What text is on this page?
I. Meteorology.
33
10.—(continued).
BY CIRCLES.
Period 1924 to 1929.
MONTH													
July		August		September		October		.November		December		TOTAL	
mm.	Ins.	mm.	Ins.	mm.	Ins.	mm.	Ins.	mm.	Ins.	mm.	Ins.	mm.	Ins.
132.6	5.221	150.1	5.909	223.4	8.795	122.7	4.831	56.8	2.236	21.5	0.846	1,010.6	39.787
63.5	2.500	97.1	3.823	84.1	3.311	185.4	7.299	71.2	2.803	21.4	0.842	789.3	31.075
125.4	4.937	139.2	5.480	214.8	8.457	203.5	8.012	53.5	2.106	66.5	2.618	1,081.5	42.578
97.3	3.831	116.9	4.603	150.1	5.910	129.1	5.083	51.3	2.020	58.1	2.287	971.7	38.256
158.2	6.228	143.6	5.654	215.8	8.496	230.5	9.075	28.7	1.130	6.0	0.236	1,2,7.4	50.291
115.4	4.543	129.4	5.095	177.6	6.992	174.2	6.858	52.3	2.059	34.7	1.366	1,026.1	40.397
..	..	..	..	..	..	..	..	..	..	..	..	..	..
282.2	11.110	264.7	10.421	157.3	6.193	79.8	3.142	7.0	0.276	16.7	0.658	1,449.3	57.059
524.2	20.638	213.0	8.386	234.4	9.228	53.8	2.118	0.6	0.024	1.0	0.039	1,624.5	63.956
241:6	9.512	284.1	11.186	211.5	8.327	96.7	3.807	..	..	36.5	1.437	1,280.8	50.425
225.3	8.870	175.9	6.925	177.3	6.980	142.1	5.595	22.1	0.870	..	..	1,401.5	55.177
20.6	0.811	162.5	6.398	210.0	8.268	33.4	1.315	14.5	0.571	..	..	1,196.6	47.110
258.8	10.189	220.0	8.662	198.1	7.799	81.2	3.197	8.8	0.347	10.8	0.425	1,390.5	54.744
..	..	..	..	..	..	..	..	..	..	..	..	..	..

═══

Aim: Your task is to quote all of the data word for word.

Exercise result:
What text is on this page?
I. Meteorology.
33
10.—(continued).
BY CIRCLES.
Period 1924 to 1929.
MONTH													
July		August		September		October		.November		December		TOTAL	
mm.	Ins.	mm.	Ins.	mm.	Ins.	mm.	Ins.	mm.	Ins.	mm.	Ins.	mm.	Ins.
132.6	5.221	150.1	5.909	223.4	8.795	122.7	4.831	56.8	2.236	21.5	0.846	1,010.6	39.787
63.5	2.500	97.1	3.823	84.1	3.311	185.4	7.299	71.2	2.803	21.4	0.842	789.3	31.075
125.4	4.937	139.2	5.480	214.8	8.457	203.5	8.012	53.5	2.106	66.5	2.618	1,081.5	42.578
97.3	3.831	116.9	4.603	150.1	5.910	129.1	5.083	51.3	2.020	58.1	2.287	971.7	38.256
158.2	6.228	143.6	5.654	215.8	8.496	230.5	9.075	28.7	1.130	6.0	0.236	1,2,7.4	50.291
115.4	4.543	129.4	5.095	177.6	6.992	174.2	6.858	52.3	2.059	34.7	1.366	1,026.1	40.397
..	..	..	..	..	..	..	..	..	..	..	..	..	..
282.2	11.110	264.7	10.421	157.3	6.193	79.8	3.142	7.0	0.276	16.7	0.658	1,449.3	57.059
524.2	20.638	213.0	8.386	234.4	9.228	53.8	2.118	0.6	0.024	1.0	0.039	1,624.5	63.956
241:6	9.512	284.1	11.186	211.5	8.327	96.7	3.807	..	..	36.5	1.437	1,280.8	50.425
225.3	8.870	175.9	6.925	177.3	6.980	142.1	5.595	22.1	0.870	..	..	1,401.5	55.177
20.6	0.811	162.5	6.398	210.0	8.268	33.4	1.315	14.5	0.571	..	..	1,196.6	47.110
258.8	10.189	220.0	8.662	198.1	7.799	81.2	3.197	8.8	0.347	10.8	0.425	1,390.5	54.744
..	..	..	..	..	..	..	..	..	..	..	..	..	..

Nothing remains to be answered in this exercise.